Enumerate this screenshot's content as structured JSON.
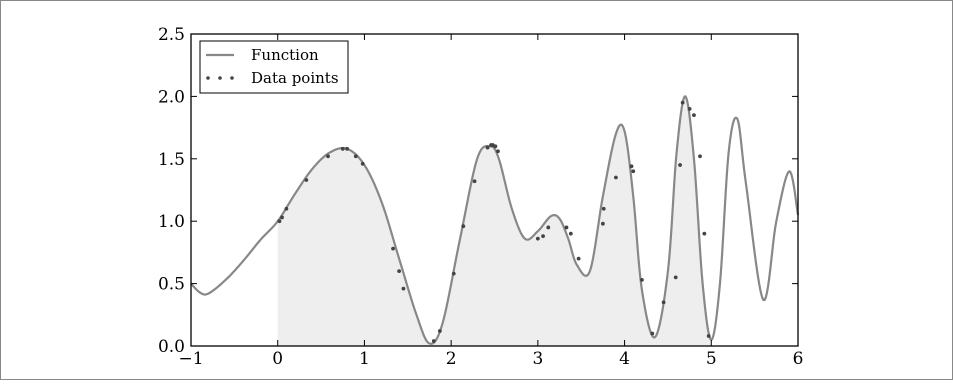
{
  "chart_data": {
    "type": "line",
    "title": "",
    "xlabel": "",
    "ylabel": "",
    "xlim": [
      -1,
      6
    ],
    "ylim": [
      0,
      2.5
    ],
    "x_ticks": [
      -1,
      0,
      1,
      2,
      3,
      4,
      5,
      6
    ],
    "y_ticks": [
      0.0,
      0.5,
      1.0,
      1.5,
      2.0,
      2.5
    ],
    "x_tick_labels": [
      "−1",
      "0",
      "1",
      "2",
      "3",
      "4",
      "5",
      "6"
    ],
    "y_tick_labels": [
      "0.0",
      "0.5",
      "1.0",
      "1.5",
      "2.0",
      "2.5"
    ],
    "fill_between": [
      0,
      5
    ],
    "legend": {
      "position": "top-left",
      "entries": [
        {
          "label": "Function",
          "style": "line"
        },
        {
          "label": "Data points",
          "style": "dots"
        }
      ]
    },
    "series": [
      {
        "name": "Function",
        "kind": "line",
        "x": [
          -1.0,
          -0.9,
          -0.8,
          -0.6,
          -0.4,
          -0.2,
          0.0,
          0.2,
          0.4,
          0.6,
          0.8,
          1.0,
          1.2,
          1.4,
          1.6,
          1.75,
          1.9,
          2.1,
          2.3,
          2.45,
          2.55,
          2.7,
          2.85,
          3.0,
          3.15,
          3.25,
          3.35,
          3.45,
          3.6,
          3.75,
          3.9,
          4.0,
          4.1,
          4.2,
          4.35,
          4.5,
          4.6,
          4.7,
          4.8,
          4.9,
          5.0,
          5.1,
          5.2,
          5.3,
          5.4,
          5.6,
          5.75,
          5.9,
          6.0
        ],
        "y": [
          0.5,
          0.43,
          0.42,
          0.53,
          0.68,
          0.85,
          1.0,
          1.22,
          1.42,
          1.55,
          1.58,
          1.45,
          1.15,
          0.7,
          0.25,
          0.02,
          0.18,
          0.85,
          1.5,
          1.6,
          1.5,
          1.1,
          0.86,
          0.92,
          1.04,
          1.02,
          0.86,
          0.65,
          0.6,
          1.2,
          1.7,
          1.72,
          1.2,
          0.45,
          0.07,
          0.6,
          1.55,
          2.0,
          1.5,
          0.5,
          0.05,
          0.5,
          1.55,
          1.82,
          1.3,
          0.37,
          1.0,
          1.4,
          1.05
        ]
      },
      {
        "name": "Data points",
        "kind": "scatter",
        "x": [
          0.02,
          0.05,
          0.1,
          0.33,
          0.58,
          0.75,
          0.8,
          0.9,
          0.98,
          1.33,
          1.4,
          1.45,
          1.8,
          1.87,
          2.03,
          2.14,
          2.27,
          2.42,
          2.46,
          2.48,
          2.51,
          2.54,
          3.0,
          3.06,
          3.12,
          3.33,
          3.38,
          3.47,
          3.75,
          3.76,
          3.9,
          4.08,
          4.1,
          4.2,
          4.32,
          4.45,
          4.59,
          4.64,
          4.67,
          4.75,
          4.8,
          4.87,
          4.92,
          4.97
        ],
        "y": [
          1.0,
          1.03,
          1.1,
          1.33,
          1.52,
          1.58,
          1.58,
          1.52,
          1.46,
          0.78,
          0.6,
          0.46,
          0.04,
          0.12,
          0.58,
          0.96,
          1.32,
          1.59,
          1.61,
          1.61,
          1.6,
          1.56,
          0.86,
          0.88,
          0.95,
          0.95,
          0.9,
          0.7,
          0.98,
          1.1,
          1.35,
          1.44,
          1.4,
          0.53,
          0.1,
          0.35,
          0.55,
          1.45,
          1.95,
          1.9,
          1.85,
          1.52,
          0.9,
          0.08
        ]
      }
    ]
  }
}
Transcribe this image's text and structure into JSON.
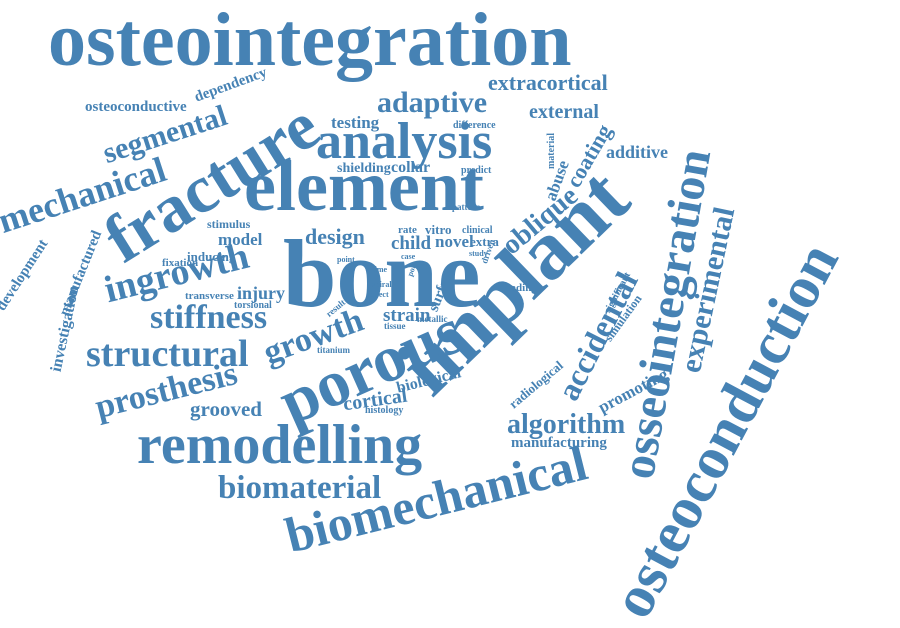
{
  "word_cloud": {
    "color": "#4682b4",
    "words": {
      "osteointegration": "osteointegration",
      "extracortical": "extracortical",
      "dependency": "dependency",
      "osteoconductive": "osteoconductive",
      "adaptive": "adaptive",
      "segmental": "segmental",
      "fracture": "fracture",
      "analysis": "analysis",
      "testing": "testing",
      "difference": "difference",
      "external": "external",
      "mechanical": "mechanical",
      "element": "element",
      "shielding": "shielding",
      "collar": "collar",
      "predict": "predict",
      "coating": "coating",
      "additive": "additive",
      "material": "material",
      "abuse": "abuse",
      "oblique": "oblique",
      "pattern": "pattern",
      "stimulus": "stimulus",
      "development": "development",
      "manufactured": "manufactured",
      "model": "model",
      "design": "design",
      "rate": "rate",
      "child": "child",
      "novel": "novel",
      "clinical": "clinical",
      "extra": "extra",
      "vitro": "vitro",
      "driven": "driven",
      "inducing": "inducing",
      "fixation": "fixation",
      "ingrowth": "ingrowth",
      "bone": "bone",
      "implant": "implant",
      "point": "point",
      "case": "case",
      "study": "study",
      "time": "time",
      "pore": "pore",
      "spiral": "spiral",
      "effect": "effect",
      "significant": "significant",
      "transverse": "transverse",
      "injury": "injury",
      "torsional": "torsional",
      "investigation": "investigation",
      "stiffness": "stiffness",
      "growth": "growth",
      "result": "result",
      "strain": "strain",
      "tissue": "tissue",
      "surface": "surface",
      "loading": "loading",
      "metallic": "metallic",
      "accidental": "accidental",
      "simulation": "simulation",
      "osseointegration": "osseointegration",
      "experimental": "experimental",
      "structural": "structural",
      "porous": "porous",
      "titanium": "titanium",
      "biological": "biological",
      "prosthesis": "prosthesis",
      "radiological": "radiological",
      "promoting": "promoting",
      "cortical": "cortical",
      "grooved": "grooved",
      "histology": "histology",
      "remodelling": "remodelling",
      "algorithm": "algorithm",
      "manufacturing": "manufacturing",
      "biomaterial": "biomaterial",
      "biomechanical": "biomechanical",
      "osteoconduction": "osteoconduction"
    }
  }
}
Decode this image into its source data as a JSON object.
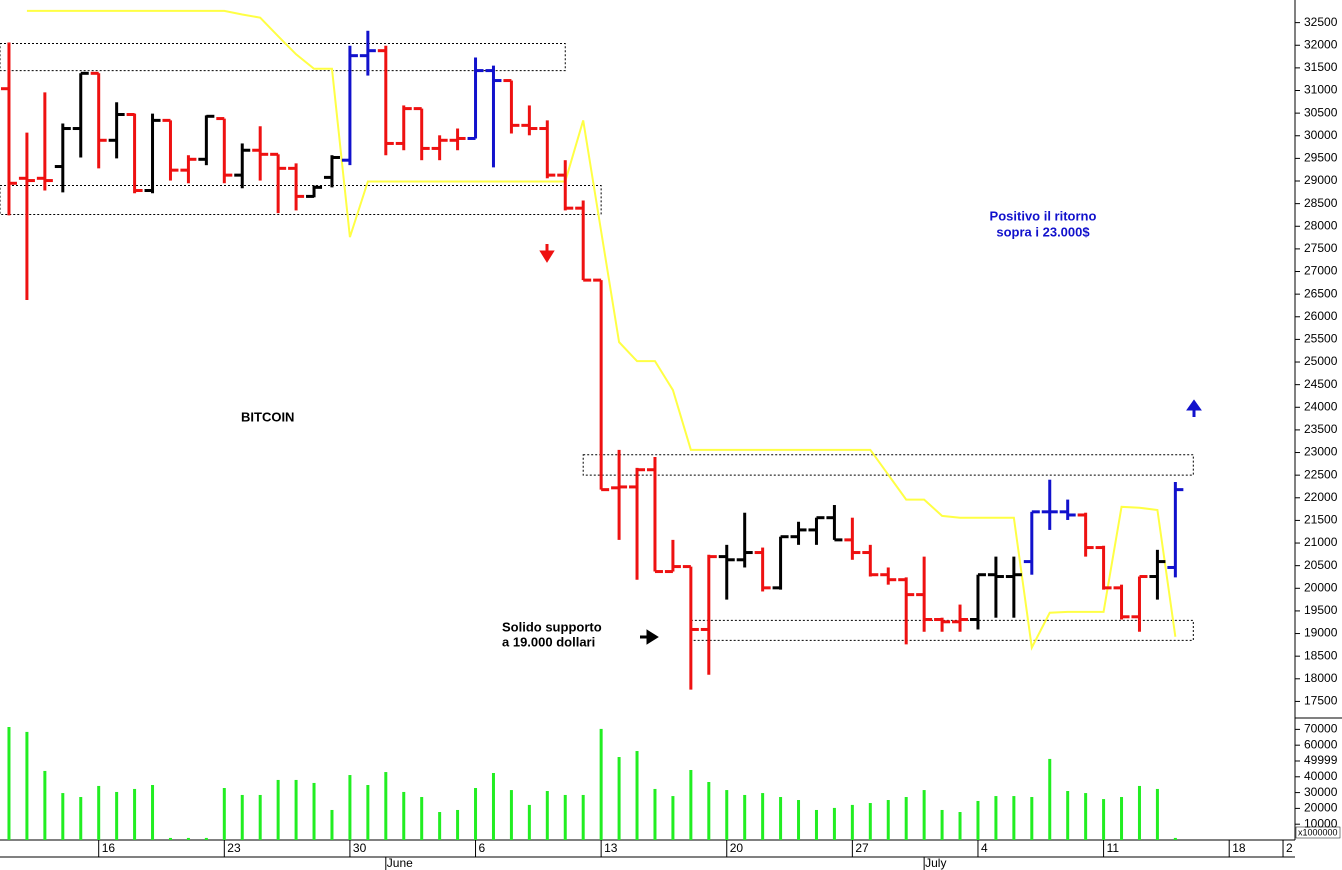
{
  "chart_data": {
    "type": "ohlc",
    "title": "BITCOIN",
    "annotations": [
      "Solido supporto",
      "a 19.000 dollari",
      "Positivo il ritorno",
      "sopra i 23.000$"
    ],
    "xlim": [
      -0.5,
      71.5
    ],
    "xticks": [
      {
        "value": 5,
        "label": "16"
      },
      {
        "value": 12,
        "label": "23"
      },
      {
        "value": 19,
        "label": "30"
      },
      {
        "value": 26,
        "label": "6"
      },
      {
        "value": 33,
        "label": "13"
      },
      {
        "value": 40,
        "label": "20"
      },
      {
        "value": 47,
        "label": "27"
      },
      {
        "value": 54,
        "label": "4"
      },
      {
        "value": 61,
        "label": "11"
      },
      {
        "value": 68,
        "label": "18"
      },
      {
        "value": 71,
        "label": "2"
      }
    ],
    "month_ticks": [
      {
        "value": 21,
        "label": "June"
      },
      {
        "value": 51,
        "label": "July"
      }
    ],
    "ylim": [
      17200,
      33000
    ],
    "yticks": [
      17500,
      18000,
      18500,
      19000,
      19500,
      20000,
      20500,
      21000,
      21500,
      22000,
      22500,
      23000,
      23500,
      24000,
      24500,
      25000,
      25500,
      26000,
      26500,
      27000,
      27500,
      28000,
      28500,
      29000,
      29500,
      30000,
      30500,
      31000,
      31500,
      32000,
      32500
    ],
    "open": [
      31040,
      29060,
      29060,
      29320,
      30160,
      31380,
      29900,
      30470,
      28790,
      30340,
      29240,
      29480,
      30380,
      29130,
      29680,
      29590,
      29280,
      28660,
      29080,
      29460,
      31770,
      31880,
      29830,
      30600,
      29720,
      29900,
      29940,
      31440,
      31220,
      30230,
      30160,
      29130,
      28400,
      26810,
      22220,
      22240,
      22620,
      20370,
      20480,
      19090,
      20700,
      20630,
      20790,
      20010,
      21140,
      21290,
      21560,
      21070,
      20790,
      20300,
      20190,
      19860,
      19310,
      19260,
      19310,
      20300,
      20260,
      20590,
      21690,
      21690,
      21620,
      20900,
      20010,
      19370,
      20260,
      20460
    ],
    "high": [
      32060,
      30070,
      30960,
      30270,
      31380,
      31380,
      30740,
      30490,
      30490,
      30340,
      29570,
      30450,
      30380,
      29830,
      30210,
      29590,
      29390,
      28900,
      29570,
      31990,
      32320,
      31990,
      30670,
      30600,
      30010,
      30160,
      31730,
      31550,
      31220,
      30670,
      30340,
      29460,
      28570,
      26810,
      23060,
      22660,
      22900,
      21070,
      20480,
      20740,
      20960,
      21670,
      20900,
      21140,
      21470,
      21560,
      21840,
      21560,
      20960,
      20460,
      20240,
      20700,
      19350,
      19640,
      20300,
      20700,
      20700,
      21690,
      22400,
      21960,
      21670,
      20940,
      20080,
      20260,
      20850,
      22350
    ],
    "low": [
      28240,
      26370,
      28790,
      28750,
      29520,
      29280,
      29500,
      28730,
      28730,
      29010,
      28950,
      29350,
      28950,
      28840,
      29010,
      28290,
      28350,
      28640,
      28860,
      29350,
      31330,
      29570,
      29680,
      29460,
      29460,
      29680,
      29940,
      29300,
      30050,
      30010,
      29060,
      28350,
      26810,
      22180,
      21070,
      20190,
      20370,
      20370,
      17760,
      18090,
      19750,
      20460,
      19930,
      19970,
      20960,
      20960,
      21070,
      20630,
      20260,
      20080,
      18760,
      19040,
      19040,
      19040,
      19090,
      19350,
      19350,
      20300,
      21290,
      21510,
      20700,
      19970,
      19310,
      19040,
      19750,
      20240
    ],
    "close": [
      28950,
      29010,
      29010,
      30160,
      31380,
      29900,
      30470,
      28790,
      30340,
      29240,
      29480,
      30430,
      29130,
      29680,
      29590,
      29280,
      28660,
      28860,
      29520,
      31770,
      31880,
      29830,
      30600,
      29720,
      29900,
      29940,
      31440,
      31220,
      30230,
      30160,
      29130,
      28400,
      26810,
      22180,
      22240,
      22620,
      20370,
      20480,
      19090,
      20700,
      20630,
      20790,
      20010,
      21140,
      21290,
      21560,
      21070,
      20790,
      20300,
      20190,
      19860,
      19310,
      19260,
      19310,
      20300,
      20260,
      20300,
      21690,
      21690,
      21620,
      20900,
      20010,
      19370,
      20260,
      20590,
      22180
    ],
    "colors": [
      "#ee1111",
      "#ee1111",
      "#ee1111",
      "#000000",
      "#000000",
      "#ee1111",
      "#000000",
      "#ee1111",
      "#000000",
      "#ee1111",
      "#ee1111",
      "#000000",
      "#ee1111",
      "#000000",
      "#ee1111",
      "#ee1111",
      "#ee1111",
      "#000000",
      "#000000",
      "#1111cc",
      "#1111cc",
      "#ee1111",
      "#ee1111",
      "#ee1111",
      "#ee1111",
      "#ee1111",
      "#1111cc",
      "#1111cc",
      "#ee1111",
      "#ee1111",
      "#ee1111",
      "#ee1111",
      "#ee1111",
      "#ee1111",
      "#ee1111",
      "#ee1111",
      "#ee1111",
      "#ee1111",
      "#ee1111",
      "#ee1111",
      "#000000",
      "#000000",
      "#ee1111",
      "#000000",
      "#000000",
      "#000000",
      "#000000",
      "#ee1111",
      "#ee1111",
      "#ee1111",
      "#ee1111",
      "#ee1111",
      "#ee1111",
      "#ee1111",
      "#000000",
      "#000000",
      "#000000",
      "#1111cc",
      "#1111cc",
      "#1111cc",
      "#ee1111",
      "#ee1111",
      "#ee1111",
      "#ee1111",
      "#000000",
      "#1111cc"
    ],
    "line": {
      "color": "#ffff44",
      "values": [
        null,
        32760,
        32760,
        32760,
        32760,
        32760,
        32760,
        32760,
        32760,
        32760,
        32760,
        32760,
        32760,
        32680,
        32610,
        32200,
        31800,
        31480,
        31480,
        27760,
        28990,
        28990,
        28990,
        28990,
        28990,
        28990,
        28990,
        28990,
        28990,
        28990,
        28990,
        28990,
        30340,
        27890,
        25440,
        25020,
        25020,
        24380,
        23060,
        23060,
        23060,
        23060,
        23060,
        23060,
        23060,
        23060,
        23060,
        23060,
        23060,
        22510,
        21960,
        21960,
        21600,
        21560,
        21560,
        21560,
        21560,
        18690,
        19460,
        19480,
        19480,
        19480,
        21800,
        21780,
        21730,
        18930
      ]
    },
    "zones": [
      {
        "x": [
          -0.5,
          31
        ],
        "y": [
          31440,
          32040
        ]
      },
      {
        "x": [
          -0.5,
          33
        ],
        "y": [
          28260,
          28900
        ]
      },
      {
        "x": [
          32,
          66
        ],
        "y": [
          22500,
          22950
        ]
      },
      {
        "x": [
          38,
          66
        ],
        "y": [
          18850,
          19290
        ]
      }
    ],
    "volume": {
      "color": "#22ee22",
      "unit_label": "x1000000",
      "ylim": [
        0,
        77200
      ],
      "yticks": [
        10000,
        20000,
        30000,
        40000,
        49999,
        60000,
        70000
      ],
      "values": [
        71500,
        68400,
        43700,
        29700,
        27200,
        34200,
        30400,
        32300,
        34800,
        1300,
        1300,
        1300,
        32900,
        28500,
        28500,
        38000,
        38000,
        36100,
        19000,
        41100,
        34800,
        43000,
        30400,
        27200,
        17700,
        19000,
        32900,
        42400,
        31600,
        22200,
        31000,
        28500,
        28500,
        70300,
        52500,
        56300,
        32300,
        27800,
        44300,
        36700,
        31600,
        28500,
        29700,
        27200,
        25300,
        19000,
        20300,
        22200,
        23400,
        25300,
        27200,
        31600,
        19000,
        17700,
        24700,
        27800,
        27800,
        27200,
        51300,
        31000,
        29700,
        25900,
        27200,
        34200,
        32300,
        1300
      ]
    }
  }
}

━━━━━━━━━━━━━━━━━━━━━━━━━━━━━━

* [Stated goal]
Your task is to gather all lines from the entries above that hold the word "JSON".

* [Completed task]
Enumerate this screenshot's content as structured JSON.
Transcribe this image's text and structure into JSON.
Decode this image into its source data as a JSON object.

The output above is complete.